**GIVEN REQUEST A**: Check the statements (i), (ii) and (iii) against the passage on the transfer test. For each, answer yes or no and quote the words of the passage that settle it. (i) Participants could use the rubric while doing the task. (ii) The two evaluators settled scoring differences by email. (iii) The highest possible score was 50 points.
**GIVEN REQUEST B**: Carry the passage on the transfer test forward, picking up after its last sentence.

**TEXT PROVIDED**:

The transfer test consisted of an open-ended task. Participants were asked to design a new collection of slides using the knowledge they acquired from the pre-class videos. We used a rubric to articulate the expectations for the task, which comprised task expectation, dimensions (i.e. operation, creativity, presentation) that participants were to attend to completing the task, mastery levels for each performance dimension (i.e. distinction, credit, pass, fail), and performance descriptors. The rubric was available to participants when completing the task. As the transfer test is open-ended, a second independent evaluator scored all the answers using the rubric. The two evaluators resolved scoring differences through face-to-face consultations. The maximum score was 100 points.

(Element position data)
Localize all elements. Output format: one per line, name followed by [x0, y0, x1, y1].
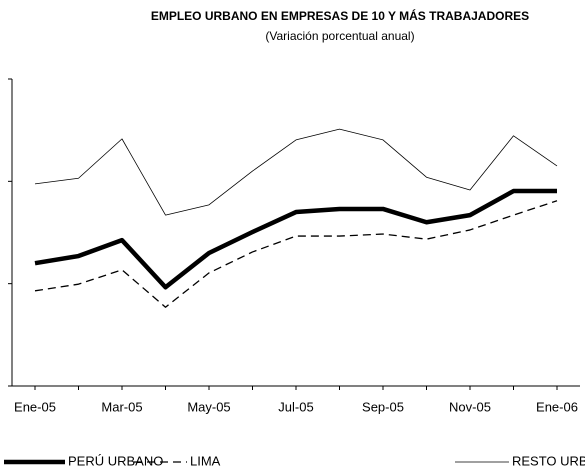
chart-title: EMPLEO URBANO EN EMPRESAS DE 10 Y MÁS TR… [151, 8, 529, 23]
x-tick-label: Nov-05 [449, 399, 491, 414]
legend-label: PERÚ URBANO [68, 453, 163, 468]
series-line [34, 200, 558, 308]
x-tick-label: May-05 [187, 399, 230, 414]
x-tick-label: Jul-05 [278, 399, 313, 414]
x-tick-label: Ene-06 [536, 399, 578, 414]
x-tick-label: Ene-05 [14, 399, 56, 414]
x-tick-label: Sep-05 [362, 399, 404, 414]
legend-label: RESTO URBANO [512, 453, 585, 468]
series-line [34, 128, 558, 216]
chart-subtitle: (Variación porcentual anual) [265, 29, 414, 43]
x-tick-label: Mar-05 [101, 399, 142, 414]
series-line [34, 188, 557, 290]
legend-label: LIMA [190, 453, 221, 468]
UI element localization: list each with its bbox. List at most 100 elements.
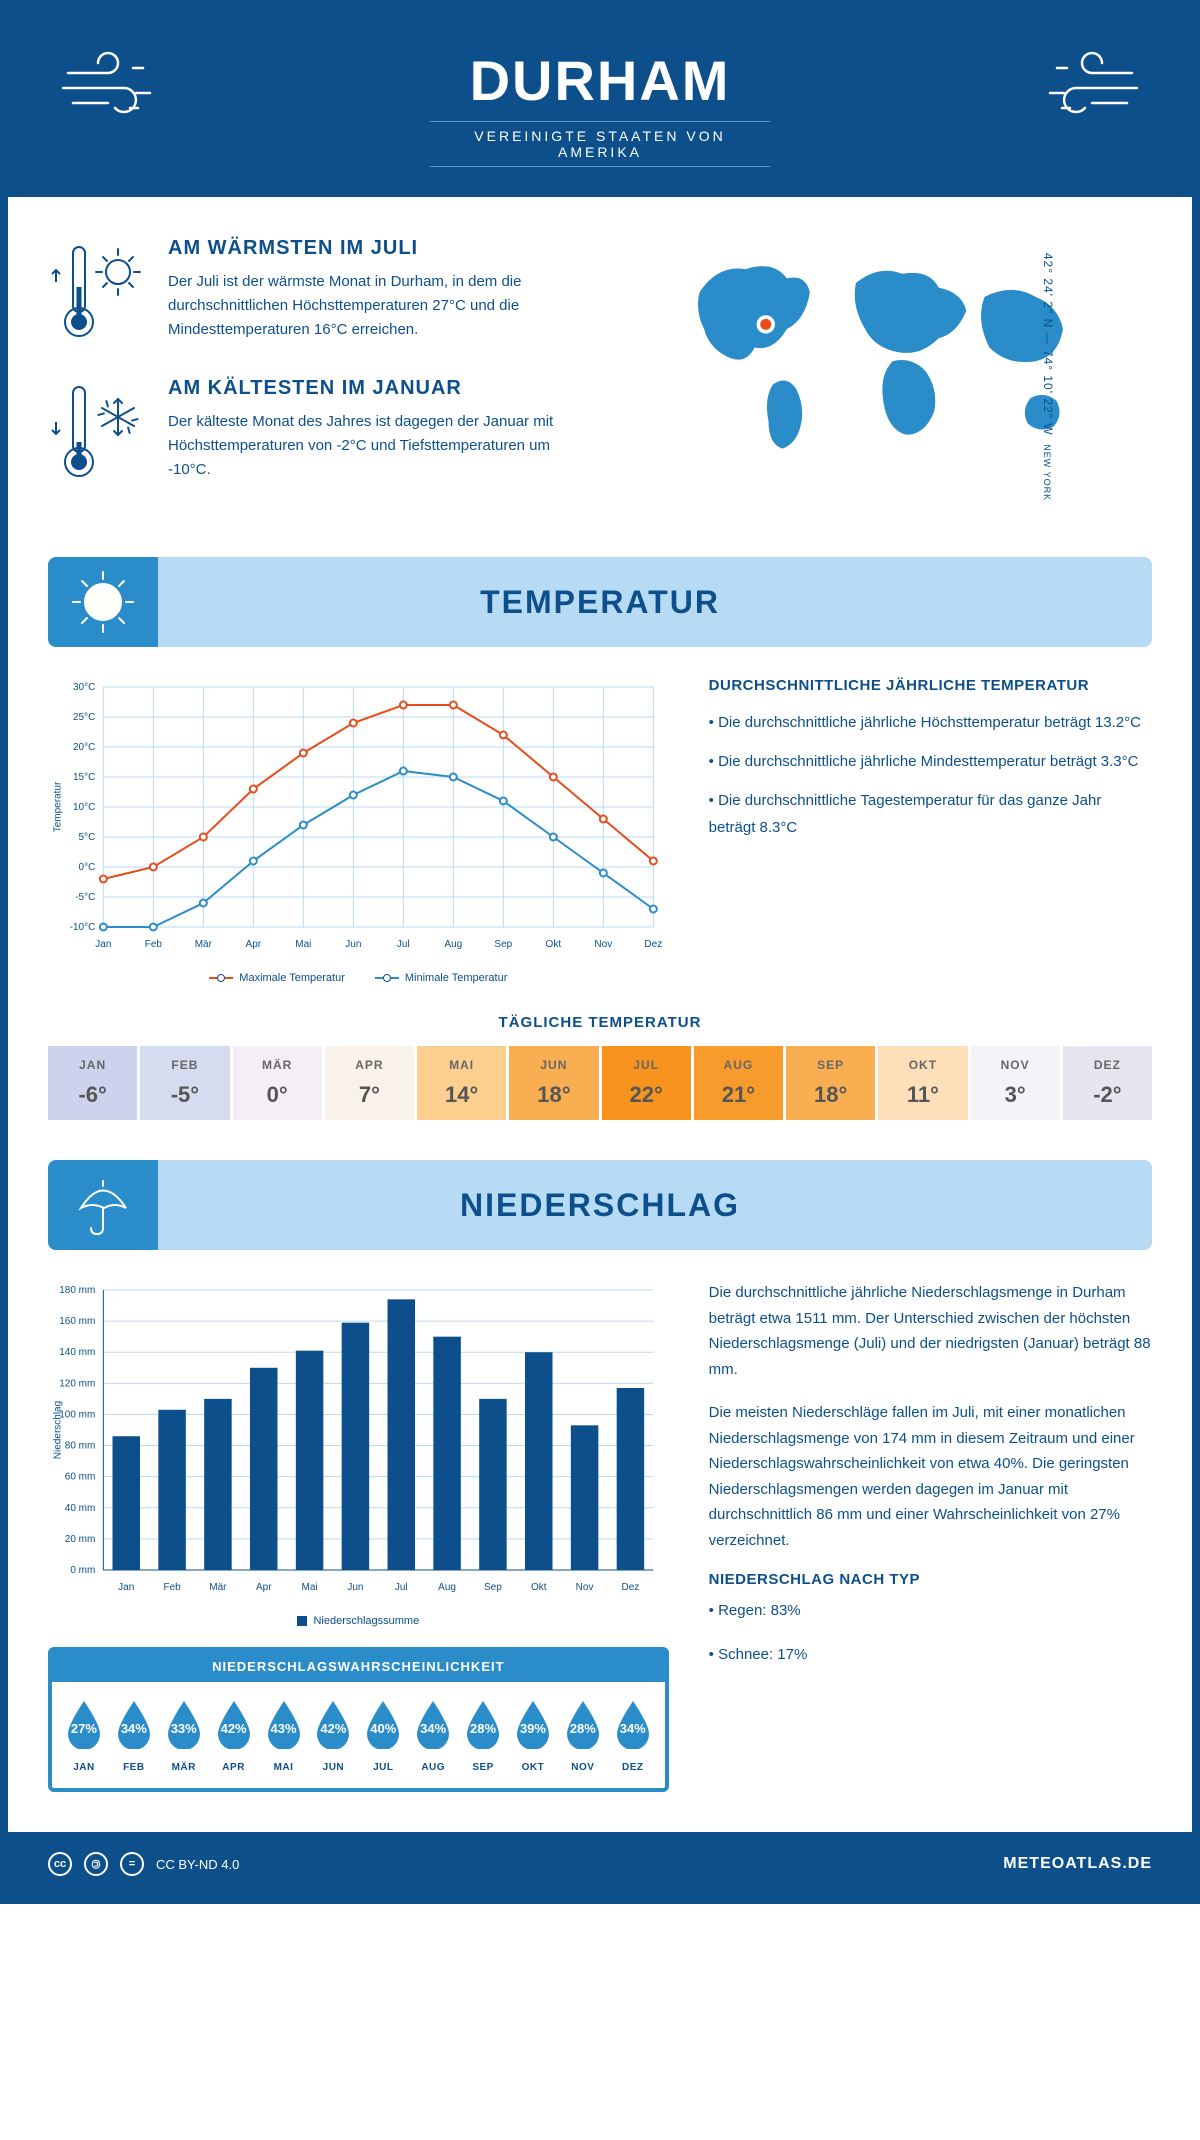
svg-text:Apr: Apr [246, 939, 262, 950]
by-icon: 🄯 [84, 1852, 108, 1876]
svg-text:160 mm: 160 mm [59, 1316, 95, 1327]
temp-info-title: DURCHSCHNITTLICHE JÄHRLICHE TEMPERATUR [709, 677, 1152, 694]
page-header: DURHAM VEREINIGTE STAATEN VON AMERIKA [8, 8, 1192, 197]
prob-item: 42%JUN [309, 1697, 357, 1773]
svg-text:Dez: Dez [622, 1582, 640, 1593]
svg-text:Jul: Jul [397, 939, 410, 950]
daily-temp-cell: SEP18° [786, 1046, 875, 1120]
svg-text:Mär: Mär [209, 1582, 227, 1593]
svg-text:30°C: 30°C [73, 682, 95, 693]
svg-text:80 mm: 80 mm [65, 1441, 96, 1452]
svg-text:Mai: Mai [302, 1582, 318, 1593]
wind-icon [1032, 48, 1142, 128]
license-text: CC BY-ND 4.0 [156, 1857, 239, 1872]
precip-chart-legend: Niederschlagssumme [48, 1615, 669, 1627]
svg-text:100 mm: 100 mm [59, 1409, 95, 1420]
thermometer-snow-icon [48, 377, 148, 487]
svg-text:Sep: Sep [494, 939, 512, 950]
daily-temp-cell: OKT11° [878, 1046, 967, 1120]
thermometer-sun-icon [48, 237, 148, 347]
svg-text:140 mm: 140 mm [59, 1347, 95, 1358]
prob-title: NIEDERSCHLAGSWAHRSCHEINLICHKEIT [52, 1651, 665, 1682]
svg-text:5°C: 5°C [79, 832, 96, 843]
prob-item: 34%AUG [409, 1697, 457, 1773]
cc-icon: cc [48, 1852, 72, 1876]
temperature-title: TEMPERATUR [480, 584, 720, 621]
prob-item: 33%MÄR [160, 1697, 208, 1773]
page-footer: cc 🄯 = CC BY-ND 4.0 METEOATLAS.DE [8, 1832, 1192, 1896]
precip-type-title: NIEDERSCHLAG NACH TYP [709, 1571, 1152, 1588]
svg-text:Jun: Jun [345, 939, 361, 950]
svg-text:20 mm: 20 mm [65, 1534, 96, 1545]
svg-text:Sep: Sep [484, 1582, 502, 1593]
precip-probability-box: NIEDERSCHLAGSWAHRSCHEINLICHKEIT 27%JAN34… [48, 1647, 669, 1792]
svg-text:Okt: Okt [531, 1582, 547, 1593]
warmest-fact: AM WÄRMSTEN IM JULI Der Juli ist der wär… [48, 237, 585, 347]
svg-text:Apr: Apr [256, 1582, 272, 1593]
world-map: 42° 24' 2" N — 74° 10' 22" W NEW YORK [615, 237, 1152, 517]
svg-text:120 mm: 120 mm [59, 1378, 95, 1389]
svg-text:Feb: Feb [145, 939, 163, 950]
daily-temp-cell: AUG21° [694, 1046, 783, 1120]
daily-temp-row: JAN-6°FEB-5°MÄR0°APR7°MAI14°JUN18°JUL22°… [48, 1046, 1152, 1120]
prob-item: 34%FEB [110, 1697, 158, 1773]
daily-temp-cell: JUN18° [509, 1046, 598, 1120]
svg-text:Aug: Aug [438, 1582, 456, 1593]
svg-text:Niederschlag: Niederschlag [52, 1401, 63, 1459]
prob-item: 40%JUL [359, 1697, 407, 1773]
svg-text:Aug: Aug [444, 939, 462, 950]
daily-temp-cell: DEZ-2° [1063, 1046, 1152, 1120]
site-name: METEOATLAS.DE [1003, 1855, 1152, 1873]
daily-temp-cell: FEB-5° [140, 1046, 229, 1120]
daily-temp-cell: APR7° [325, 1046, 414, 1120]
prob-item: 34%DEZ [609, 1697, 657, 1773]
precip-bar-chart: 0 mm 20 mm 40 mm 60 mm 80 mm 100 mm 120 mm 140 … [48, 1280, 669, 1627]
svg-text:20°C: 20°C [73, 742, 95, 753]
svg-text:Mai: Mai [295, 939, 311, 950]
svg-text:-5°C: -5°C [75, 892, 95, 903]
daily-temp-cell: JUL22° [602, 1046, 691, 1120]
svg-text:Temperatur: Temperatur [52, 781, 63, 832]
svg-text:Mär: Mär [195, 939, 213, 950]
temperature-info: DURCHSCHNITTLICHE JÄHRLICHE TEMPERATUR •… [709, 677, 1152, 984]
svg-text:60 mm: 60 mm [65, 1472, 96, 1483]
precip-text: Die durchschnittliche jährliche Niedersc… [709, 1280, 1152, 1792]
daily-temp-cell: JAN-6° [48, 1046, 137, 1120]
temperature-line-chart: -10°C-5°C0°C5°C10°C15°C20°C25°C30°CJanFe… [48, 677, 669, 984]
wind-icon [58, 48, 168, 128]
svg-text:0 mm: 0 mm [70, 1565, 95, 1576]
coldest-fact: AM KÄLTESTEN IM JANUAR Der kälteste Mona… [48, 377, 585, 487]
svg-text:25°C: 25°C [73, 712, 95, 723]
svg-text:-10°C: -10°C [70, 922, 96, 933]
svg-text:Jun: Jun [347, 1582, 363, 1593]
precip-section-header: NIEDERSCHLAG [48, 1160, 1152, 1250]
sun-icon [68, 567, 138, 637]
country-subtitle: VEREINIGTE STAATEN VON AMERIKA [430, 121, 770, 167]
prob-item: 43%MAI [260, 1697, 308, 1773]
svg-text:Jan: Jan [95, 939, 111, 950]
coldest-text: Der kälteste Monat des Jahres ist dagege… [168, 410, 585, 482]
coordinates: 42° 24' 2" N — 74° 10' 22" W NEW YORK [1041, 253, 1055, 501]
prob-item: 28%SEP [459, 1697, 507, 1773]
nd-icon: = [120, 1852, 144, 1876]
prob-item: 27%JAN [60, 1697, 108, 1773]
daily-temp-title: TÄGLICHE TEMPERATUR [48, 1014, 1152, 1031]
svg-text:40 mm: 40 mm [65, 1503, 96, 1514]
svg-text:Jul: Jul [395, 1582, 408, 1593]
svg-text:Okt: Okt [546, 939, 562, 950]
prob-item: 39%OKT [509, 1697, 557, 1773]
svg-text:10°C: 10°C [73, 802, 95, 813]
umbrella-icon [71, 1173, 136, 1238]
warmest-title: AM WÄRMSTEN IM JULI [168, 237, 585, 260]
svg-text:Nov: Nov [594, 939, 612, 950]
city-title: DURHAM [28, 48, 1172, 113]
svg-text:Jan: Jan [118, 1582, 134, 1593]
svg-text:Dez: Dez [644, 939, 662, 950]
daily-temp-cell: MAI14° [417, 1046, 506, 1120]
prob-item: 28%NOV [559, 1697, 607, 1773]
svg-text:Feb: Feb [163, 1582, 181, 1593]
daily-temp-cell: MÄR0° [233, 1046, 322, 1120]
temp-chart-legend: Maximale Temperatur Minimale Temperatur [48, 972, 669, 984]
prob-item: 42%APR [210, 1697, 258, 1773]
coldest-title: AM KÄLTESTEN IM JANUAR [168, 377, 585, 400]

**WRITTEN RESPONSE A**:
(i) Yes: "The rubric was available to participants when completing the task."
(ii) No: "The two evaluators resolved scoring differences through face-to-face consultations."
(iii) No: "The maximum score was 100 points."

**WRITTEN RESPONSE B**:
Results

The assumptions of normality, homogeneity of variance, and absence of outliers were checked before analysis. IBM SPSS Statistics 28 was used for data processing and analysis. We first performed Levene’s test for equality of variances. The results indicated that the variability of scores for each group was similar and homoscedasticity was met (p > .05). We then assessed skewness and kurtosis values and histograms. Skewness and kurtosis values for all dependent variables were within acceptable ranges between +2 and −2. We, therefore, performed independent-samples t-tests to compare the means of the dependent variables for the experimental and control groups. We then inspected boxplots for outliers. One participant was identified as an outlier due to having a very low satisfaction score (z-score < −2.5). Two other participants were identified as outliers due to having reported a very low germane load (z-score < −2.5). One participant was identified as an outlier due to a very long total viewing time (z-score > 2.5). After excluding outliers, data from 40 and 42 participants in the experimental and control groups were retained for analysis.

We checked whether participants in the two groups differed significantly in age, sex, actual, and perceived prior knowledge, and motivation. The results were considered significant at the p < .05 level. A chi-square test of independence revealed no significant association between condition and sex, X² (1, N = 82) = .98, p = 0.32. Independent t-tests indicated no significant difference in participant age between the experimental (M = 20.35, SD = 0.90) and control groups (M = 20.50, SD = 0.74), t(80) = −0.83, p = 0.41. No significant difference in actual prior knowledge was detected between the experimental (M = 75.63, SD = 9.88) and control groups (M = 76.67, SD = 11.88), t(80) = −0.43, p = 0.69.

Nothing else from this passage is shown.